> DATA EXCERPTS:
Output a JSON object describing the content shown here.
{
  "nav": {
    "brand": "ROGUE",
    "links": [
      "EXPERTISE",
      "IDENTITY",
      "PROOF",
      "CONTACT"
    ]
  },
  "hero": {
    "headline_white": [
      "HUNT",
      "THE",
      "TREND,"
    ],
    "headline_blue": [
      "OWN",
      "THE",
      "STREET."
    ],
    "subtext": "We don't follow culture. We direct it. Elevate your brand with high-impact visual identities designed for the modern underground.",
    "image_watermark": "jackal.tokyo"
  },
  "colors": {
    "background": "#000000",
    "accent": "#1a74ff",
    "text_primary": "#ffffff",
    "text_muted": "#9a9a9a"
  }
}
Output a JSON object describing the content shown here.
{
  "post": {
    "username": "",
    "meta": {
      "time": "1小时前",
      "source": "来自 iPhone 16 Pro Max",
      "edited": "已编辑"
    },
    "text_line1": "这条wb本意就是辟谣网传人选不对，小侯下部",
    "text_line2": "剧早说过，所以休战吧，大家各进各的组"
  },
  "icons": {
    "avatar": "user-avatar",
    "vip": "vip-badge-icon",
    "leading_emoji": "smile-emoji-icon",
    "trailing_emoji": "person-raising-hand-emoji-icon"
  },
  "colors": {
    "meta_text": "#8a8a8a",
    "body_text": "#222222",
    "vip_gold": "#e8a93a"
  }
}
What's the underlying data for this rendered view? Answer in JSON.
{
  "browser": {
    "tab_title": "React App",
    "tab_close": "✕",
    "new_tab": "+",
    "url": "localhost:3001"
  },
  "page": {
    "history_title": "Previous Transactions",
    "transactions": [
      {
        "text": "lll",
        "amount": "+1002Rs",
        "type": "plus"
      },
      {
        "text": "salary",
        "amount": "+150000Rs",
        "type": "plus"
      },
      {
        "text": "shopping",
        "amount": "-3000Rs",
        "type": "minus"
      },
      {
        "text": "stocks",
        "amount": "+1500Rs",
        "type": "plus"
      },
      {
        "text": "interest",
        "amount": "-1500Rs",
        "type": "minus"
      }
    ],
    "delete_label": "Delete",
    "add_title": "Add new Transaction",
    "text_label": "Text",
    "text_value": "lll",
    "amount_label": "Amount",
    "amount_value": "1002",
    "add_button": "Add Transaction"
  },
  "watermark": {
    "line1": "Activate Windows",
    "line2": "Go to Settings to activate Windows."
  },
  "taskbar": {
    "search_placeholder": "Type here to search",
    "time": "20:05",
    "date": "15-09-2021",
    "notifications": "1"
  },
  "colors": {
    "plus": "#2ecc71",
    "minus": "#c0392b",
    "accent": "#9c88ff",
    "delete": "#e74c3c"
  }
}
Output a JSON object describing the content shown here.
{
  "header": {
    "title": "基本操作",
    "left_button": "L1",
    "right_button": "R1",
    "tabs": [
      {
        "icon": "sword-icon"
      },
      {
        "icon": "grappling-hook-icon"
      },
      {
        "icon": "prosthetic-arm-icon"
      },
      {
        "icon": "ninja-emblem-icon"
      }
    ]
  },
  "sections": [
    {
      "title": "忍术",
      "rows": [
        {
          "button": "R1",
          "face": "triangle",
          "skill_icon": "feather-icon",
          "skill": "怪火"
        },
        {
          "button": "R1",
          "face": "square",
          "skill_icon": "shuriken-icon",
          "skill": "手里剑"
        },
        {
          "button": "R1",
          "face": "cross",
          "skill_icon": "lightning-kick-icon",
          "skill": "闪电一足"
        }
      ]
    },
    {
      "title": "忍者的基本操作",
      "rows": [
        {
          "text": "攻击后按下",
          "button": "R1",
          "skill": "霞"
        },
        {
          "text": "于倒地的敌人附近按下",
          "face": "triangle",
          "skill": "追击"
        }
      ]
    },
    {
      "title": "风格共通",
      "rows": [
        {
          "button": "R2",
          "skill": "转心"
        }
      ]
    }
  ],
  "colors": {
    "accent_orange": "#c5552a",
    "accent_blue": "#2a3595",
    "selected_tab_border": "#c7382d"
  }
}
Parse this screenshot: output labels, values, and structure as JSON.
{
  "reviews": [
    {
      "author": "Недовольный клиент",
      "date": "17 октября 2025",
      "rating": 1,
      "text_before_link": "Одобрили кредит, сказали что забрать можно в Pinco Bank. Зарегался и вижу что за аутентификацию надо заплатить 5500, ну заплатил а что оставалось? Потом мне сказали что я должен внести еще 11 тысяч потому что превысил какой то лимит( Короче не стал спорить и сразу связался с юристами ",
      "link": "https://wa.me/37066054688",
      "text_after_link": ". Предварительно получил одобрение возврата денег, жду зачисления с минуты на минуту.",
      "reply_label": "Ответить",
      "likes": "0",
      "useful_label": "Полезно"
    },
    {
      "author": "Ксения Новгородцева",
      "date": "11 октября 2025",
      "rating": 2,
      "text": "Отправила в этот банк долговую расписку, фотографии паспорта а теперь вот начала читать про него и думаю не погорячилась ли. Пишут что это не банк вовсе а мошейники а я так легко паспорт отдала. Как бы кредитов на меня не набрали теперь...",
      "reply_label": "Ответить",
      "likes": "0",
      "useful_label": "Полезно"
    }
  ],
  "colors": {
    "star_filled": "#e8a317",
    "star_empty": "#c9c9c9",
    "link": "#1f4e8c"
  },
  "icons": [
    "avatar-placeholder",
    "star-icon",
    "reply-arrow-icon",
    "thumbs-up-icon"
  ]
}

> WHAT YOU HAVE TO DO:
Extract the full listing above without alteration.

> ANSWER TO THIS TASK:
Output a JSON object describing the content shown here.
{
  "nav": {
    "brand": "ROGUE",
    "links": [
      "EXPERTISE",
      "IDENTITY",
      "PROOF",
      "CONTACT"
    ]
  },
  "hero": {
    "headline_white": [
      "HUNT",
      "THE",
      "TREND,"
    ],
    "headline_blue": [
      "OWN",
      "THE",
      "STREET."
    ],
    "subtext": "We don't follow culture. We direct it. Elevate your brand with high-impact visual identities designed for the modern underground.",
    "image_watermark": "jackal.tokyo"
  },
  "colors": {
    "background": "#000000",
    "accent": "#1a74ff",
    "text_primary": "#ffffff",
    "text_muted": "#9a9a9a"
  }
}
Output a JSON object describing the content shown here.
{
  "post": {
    "username": "",
    "meta": {
      "time": "1小时前",
      "source": "来自 iPhone 16 Pro Max",
      "edited": "已编辑"
    },
    "text_line1": "这条wb本意就是辟谣网传人选不对，小侯下部",
    "text_line2": "剧早说过，所以休战吧，大家各进各的组"
  },
  "icons": {
    "avatar": "user-avatar",
    "vip": "vip-badge-icon",
    "leading_emoji": "smile-emoji-icon",
    "trailing_emoji": "person-raising-hand-emoji-icon"
  },
  "colors": {
    "meta_text": "#8a8a8a",
    "body_text": "#222222",
    "vip_gold": "#e8a93a"
  }
}
What's the underlying data for this rendered view? Answer in JSON.
{
  "browser": {
    "tab_title": "React App",
    "tab_close": "✕",
    "new_tab": "+",
    "url": "localhost:3001"
  },
  "page": {
    "history_title": "Previous Transactions",
    "transactions": [
      {
        "text": "lll",
        "amount": "+1002Rs",
        "type": "plus"
      },
      {
        "text": "salary",
        "amount": "+150000Rs",
        "type": "plus"
      },
      {
        "text": "shopping",
        "amount": "-3000Rs",
        "type": "minus"
      },
      {
        "text": "stocks",
        "amount": "+1500Rs",
        "type": "plus"
      },
      {
        "text": "interest",
        "amount": "-1500Rs",
        "type": "minus"
      }
    ],
    "delete_label": "Delete",
    "add_title": "Add new Transaction",
    "text_label": "Text",
    "text_value": "lll",
    "amount_label": "Amount",
    "amount_value": "1002",
    "add_button": "Add Transaction"
  },
  "watermark": {
    "line1": "Activate Windows",
    "line2": "Go to Settings to activate Windows."
  },
  "taskbar": {
    "search_placeholder": "Type here to search",
    "time": "20:05",
    "date": "15-09-2021",
    "notifications": "1"
  },
  "colors": {
    "plus": "#2ecc71",
    "minus": "#c0392b",
    "accent": "#9c88ff",
    "delete": "#e74c3c"
  }
}
Output a JSON object describing the content shown here.
{
  "header": {
    "title": "基本操作",
    "left_button": "L1",
    "right_button": "R1",
    "tabs": [
      {
        "icon": "sword-icon"
      },
      {
        "icon": "grappling-hook-icon"
      },
      {
        "icon": "prosthetic-arm-icon"
      },
      {
        "icon": "ninja-emblem-icon"
      }
    ]
  },
  "sections": [
    {
      "title": "忍术",
      "rows": [
        {
          "button": "R1",
          "face": "triangle",
          "skill_icon": "feather-icon",
          "skill": "怪火"
        },
        {
          "button": "R1",
          "face": "square",
          "skill_icon": "shuriken-icon",
          "skill": "手里剑"
        },
        {
          "button": "R1",
          "face": "cross",
          "skill_icon": "lightning-kick-icon",
          "skill": "闪电一足"
        }
      ]
    },
    {
      "title": "忍者的基本操作",
      "rows": [
        {
          "text": "攻击后按下",
          "button": "R1",
          "skill": "霞"
        },
        {
          "text": "于倒地的敌人附近按下",
          "face": "triangle",
          "skill": "追击"
        }
      ]
    },
    {
      "title": "风格共通",
      "rows": [
        {
          "button": "R2",
          "skill": "转心"
        }
      ]
    }
  ],
  "colors": {
    "accent_orange": "#c5552a",
    "accent_blue": "#2a3595",
    "selected_tab_border": "#c7382d"
  }
}
Parse this screenshot: output labels, values, and structure as JSON.
{
  "reviews": [
    {
      "author": "Недовольный клиент",
      "date": "17 октября 2025",
      "rating": 1,
      "text_before_link": "Одобрили кредит, сказали что забрать можно в Pinco Bank. Зарегался и вижу что за аутентификацию надо заплатить 5500, ну заплатил а что оставалось? Потом мне сказали что я должен внести еще 11 тысяч потому что превысил какой то лимит( Короче не стал спорить и сразу связался с юристами ",
      "link": "https://wa.me/37066054688",
      "text_after_link": ". Предварительно получил одобрение возврата денег, жду зачисления с минуты на минуту.",
      "reply_label": "Ответить",
      "likes": "0",
      "useful_label": "Полезно"
    },
    {
      "author": "Ксения Новгородцева",
      "date": "11 октября 2025",
      "rating": 2,
      "text": "Отправила в этот банк долговую расписку, фотографии паспорта а теперь вот начала читать про него и думаю не погорячилась ли. Пишут что это не банк вовсе а мошейники а я так легко паспорт отдала. Как бы кредитов на меня не набрали теперь...",
      "reply_label": "Ответить",
      "likes": "0",
      "useful_label": "Полезно"
    }
  ],
  "colors": {
    "star_filled": "#e8a317",
    "star_empty": "#c9c9c9",
    "link": "#1f4e8c"
  },
  "icons": [
    "avatar-placeholder",
    "star-icon",
    "reply-arrow-icon",
    "thumbs-up-icon"
  ]
}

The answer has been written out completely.